▶ TASK DETAILS
Exactly as written, quote every line that follows, skipping the images.
┌─ RECORDS SUPPLIED
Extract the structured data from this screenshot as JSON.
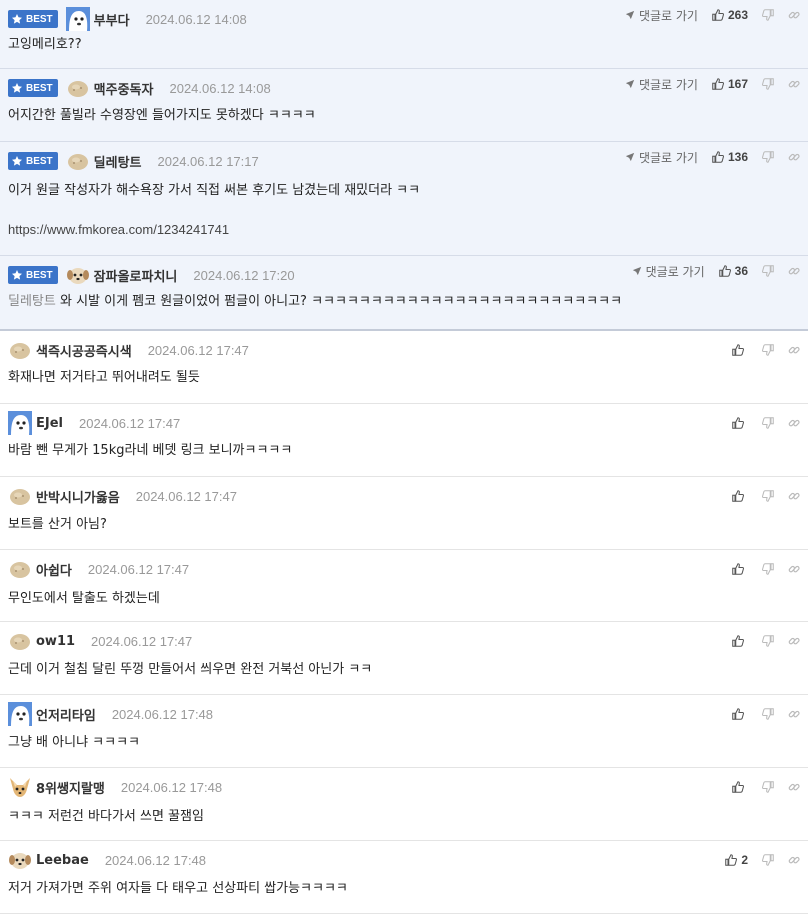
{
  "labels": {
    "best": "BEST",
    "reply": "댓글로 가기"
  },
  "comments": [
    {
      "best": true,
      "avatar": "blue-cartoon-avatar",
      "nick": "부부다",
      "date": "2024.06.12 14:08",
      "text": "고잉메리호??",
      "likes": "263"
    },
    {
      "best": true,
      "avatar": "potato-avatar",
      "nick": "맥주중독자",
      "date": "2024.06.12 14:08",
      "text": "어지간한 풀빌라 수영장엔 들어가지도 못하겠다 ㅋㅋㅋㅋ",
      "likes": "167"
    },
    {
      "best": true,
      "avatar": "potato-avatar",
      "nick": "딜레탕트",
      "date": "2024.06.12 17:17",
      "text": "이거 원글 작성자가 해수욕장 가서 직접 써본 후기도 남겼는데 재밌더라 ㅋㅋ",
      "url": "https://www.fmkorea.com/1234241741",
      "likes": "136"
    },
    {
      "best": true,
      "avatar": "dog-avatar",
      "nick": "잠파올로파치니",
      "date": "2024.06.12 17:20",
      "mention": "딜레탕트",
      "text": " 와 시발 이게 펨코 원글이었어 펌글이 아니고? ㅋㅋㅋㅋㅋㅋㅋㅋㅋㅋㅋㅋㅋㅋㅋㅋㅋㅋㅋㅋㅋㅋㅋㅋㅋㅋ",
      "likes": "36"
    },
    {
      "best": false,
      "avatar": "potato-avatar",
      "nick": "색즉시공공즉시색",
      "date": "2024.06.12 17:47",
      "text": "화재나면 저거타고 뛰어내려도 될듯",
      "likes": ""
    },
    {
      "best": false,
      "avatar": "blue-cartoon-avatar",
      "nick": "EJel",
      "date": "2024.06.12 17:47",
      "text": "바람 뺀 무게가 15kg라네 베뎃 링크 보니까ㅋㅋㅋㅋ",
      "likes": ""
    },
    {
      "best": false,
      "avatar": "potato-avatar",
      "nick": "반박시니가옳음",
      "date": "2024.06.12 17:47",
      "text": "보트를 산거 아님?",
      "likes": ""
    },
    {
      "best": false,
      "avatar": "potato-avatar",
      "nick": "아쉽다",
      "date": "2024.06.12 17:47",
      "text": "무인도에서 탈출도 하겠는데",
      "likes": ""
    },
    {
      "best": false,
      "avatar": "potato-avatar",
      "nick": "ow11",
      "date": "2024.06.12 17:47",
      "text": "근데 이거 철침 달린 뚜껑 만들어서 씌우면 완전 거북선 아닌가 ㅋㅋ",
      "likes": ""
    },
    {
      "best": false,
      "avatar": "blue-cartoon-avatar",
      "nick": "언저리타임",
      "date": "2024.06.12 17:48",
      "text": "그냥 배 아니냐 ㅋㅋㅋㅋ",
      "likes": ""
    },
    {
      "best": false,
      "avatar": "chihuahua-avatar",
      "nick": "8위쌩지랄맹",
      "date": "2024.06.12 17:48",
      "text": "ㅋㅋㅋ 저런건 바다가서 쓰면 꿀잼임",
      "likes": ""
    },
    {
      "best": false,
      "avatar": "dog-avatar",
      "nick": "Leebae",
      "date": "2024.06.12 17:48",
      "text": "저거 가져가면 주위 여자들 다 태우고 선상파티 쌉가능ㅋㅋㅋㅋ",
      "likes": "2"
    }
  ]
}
└─
▶ OUTPUT OF THE TASK
Extract the structured data from this screenshot as JSON.
{
  "labels": {
    "best": "BEST",
    "reply": "댓글로 가기"
  },
  "comments": [
    {
      "best": true,
      "avatar": "blue-cartoon-avatar",
      "nick": "부부다",
      "date": "2024.06.12 14:08",
      "text": "고잉메리호??",
      "likes": "263"
    },
    {
      "best": true,
      "avatar": "potato-avatar",
      "nick": "맥주중독자",
      "date": "2024.06.12 14:08",
      "text": "어지간한 풀빌라 수영장엔 들어가지도 못하겠다 ㅋㅋㅋㅋ",
      "likes": "167"
    },
    {
      "best": true,
      "avatar": "potato-avatar",
      "nick": "딜레탕트",
      "date": "2024.06.12 17:17",
      "text": "이거 원글 작성자가 해수욕장 가서 직접 써본 후기도 남겼는데 재밌더라 ㅋㅋ",
      "url": "https://www.fmkorea.com/1234241741",
      "likes": "136"
    },
    {
      "best": true,
      "avatar": "dog-avatar",
      "nick": "잠파올로파치니",
      "date": "2024.06.12 17:20",
      "mention": "딜레탕트",
      "text": " 와 시발 이게 펨코 원글이었어 펌글이 아니고? ㅋㅋㅋㅋㅋㅋㅋㅋㅋㅋㅋㅋㅋㅋㅋㅋㅋㅋㅋㅋㅋㅋㅋㅋㅋㅋ",
      "likes": "36"
    },
    {
      "best": false,
      "avatar": "potato-avatar",
      "nick": "색즉시공공즉시색",
      "date": "2024.06.12 17:47",
      "text": "화재나면 저거타고 뛰어내려도 될듯",
      "likes": ""
    },
    {
      "best": false,
      "avatar": "blue-cartoon-avatar",
      "nick": "EJel",
      "date": "2024.06.12 17:47",
      "text": "바람 뺀 무게가 15kg라네 베뎃 링크 보니까ㅋㅋㅋㅋ",
      "likes": ""
    },
    {
      "best": false,
      "avatar": "potato-avatar",
      "nick": "반박시니가옳음",
      "date": "2024.06.12 17:47",
      "text": "보트를 산거 아님?",
      "likes": ""
    },
    {
      "best": false,
      "avatar": "potato-avatar",
      "nick": "아쉽다",
      "date": "2024.06.12 17:47",
      "text": "무인도에서 탈출도 하겠는데",
      "likes": ""
    },
    {
      "best": false,
      "avatar": "potato-avatar",
      "nick": "ow11",
      "date": "2024.06.12 17:47",
      "text": "근데 이거 철침 달린 뚜껑 만들어서 씌우면 완전 거북선 아닌가 ㅋㅋ",
      "likes": ""
    },
    {
      "best": false,
      "avatar": "blue-cartoon-avatar",
      "nick": "언저리타임",
      "date": "2024.06.12 17:48",
      "text": "그냥 배 아니냐 ㅋㅋㅋㅋ",
      "likes": ""
    },
    {
      "best": false,
      "avatar": "chihuahua-avatar",
      "nick": "8위쌩지랄맹",
      "date": "2024.06.12 17:48",
      "text": "ㅋㅋㅋ 저런건 바다가서 쓰면 꿀잼임",
      "likes": ""
    },
    {
      "best": false,
      "avatar": "dog-avatar",
      "nick": "Leebae",
      "date": "2024.06.12 17:48",
      "text": "저거 가져가면 주위 여자들 다 태우고 선상파티 쌉가능ㅋㅋㅋㅋ",
      "likes": "2"
    }
  ]
}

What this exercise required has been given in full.